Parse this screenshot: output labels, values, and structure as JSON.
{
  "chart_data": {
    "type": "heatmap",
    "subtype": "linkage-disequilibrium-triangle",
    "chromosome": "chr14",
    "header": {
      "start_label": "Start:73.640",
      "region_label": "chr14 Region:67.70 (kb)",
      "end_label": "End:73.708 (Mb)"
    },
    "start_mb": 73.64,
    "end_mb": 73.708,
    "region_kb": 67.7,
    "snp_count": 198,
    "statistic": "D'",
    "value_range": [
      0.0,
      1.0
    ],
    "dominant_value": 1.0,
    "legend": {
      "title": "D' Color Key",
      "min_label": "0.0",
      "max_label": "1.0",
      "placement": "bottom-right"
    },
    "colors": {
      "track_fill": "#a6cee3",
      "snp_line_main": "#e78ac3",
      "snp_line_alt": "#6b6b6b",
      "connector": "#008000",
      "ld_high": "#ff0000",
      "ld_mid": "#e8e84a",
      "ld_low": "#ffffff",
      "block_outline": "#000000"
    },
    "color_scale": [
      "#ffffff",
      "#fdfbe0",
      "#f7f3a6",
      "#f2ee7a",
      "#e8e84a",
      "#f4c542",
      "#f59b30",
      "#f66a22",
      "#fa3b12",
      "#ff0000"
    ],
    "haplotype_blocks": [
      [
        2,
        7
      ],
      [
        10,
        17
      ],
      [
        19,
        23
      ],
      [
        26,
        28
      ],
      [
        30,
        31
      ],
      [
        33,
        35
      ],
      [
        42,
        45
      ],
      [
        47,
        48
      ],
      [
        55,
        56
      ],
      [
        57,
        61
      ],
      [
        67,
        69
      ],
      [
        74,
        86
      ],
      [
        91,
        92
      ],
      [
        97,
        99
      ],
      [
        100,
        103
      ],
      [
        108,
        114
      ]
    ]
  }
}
#####
**Brief**. Retype every record above exactly as it appears.

**Exercise result**.
Parse this screenshot: output labels, values, and structure as JSON.
{
  "chart_data": {
    "type": "heatmap",
    "subtype": "linkage-disequilibrium-triangle",
    "chromosome": "chr14",
    "header": {
      "start_label": "Start:73.640",
      "region_label": "chr14 Region:67.70 (kb)",
      "end_label": "End:73.708 (Mb)"
    },
    "start_mb": 73.64,
    "end_mb": 73.708,
    "region_kb": 67.7,
    "snp_count": 198,
    "statistic": "D'",
    "value_range": [
      0.0,
      1.0
    ],
    "dominant_value": 1.0,
    "legend": {
      "title": "D' Color Key",
      "min_label": "0.0",
      "max_label": "1.0",
      "placement": "bottom-right"
    },
    "colors": {
      "track_fill": "#a6cee3",
      "snp_line_main": "#e78ac3",
      "snp_line_alt": "#6b6b6b",
      "connector": "#008000",
      "ld_high": "#ff0000",
      "ld_mid": "#e8e84a",
      "ld_low": "#ffffff",
      "block_outline": "#000000"
    },
    "color_scale": [
      "#ffffff",
      "#fdfbe0",
      "#f7f3a6",
      "#f2ee7a",
      "#e8e84a",
      "#f4c542",
      "#f59b30",
      "#f66a22",
      "#fa3b12",
      "#ff0000"
    ],
    "haplotype_blocks": [
      [
        2,
        7
      ],
      [
        10,
        17
      ],
      [
        19,
        23
      ],
      [
        26,
        28
      ],
      [
        30,
        31
      ],
      [
        33,
        35
      ],
      [
        42,
        45
      ],
      [
        47,
        48
      ],
      [
        55,
        56
      ],
      [
        57,
        61
      ],
      [
        67,
        69
      ],
      [
        74,
        86
      ],
      [
        91,
        92
      ],
      [
        97,
        99
      ],
      [
        100,
        103
      ],
      [
        108,
        114
      ]
    ]
  }
}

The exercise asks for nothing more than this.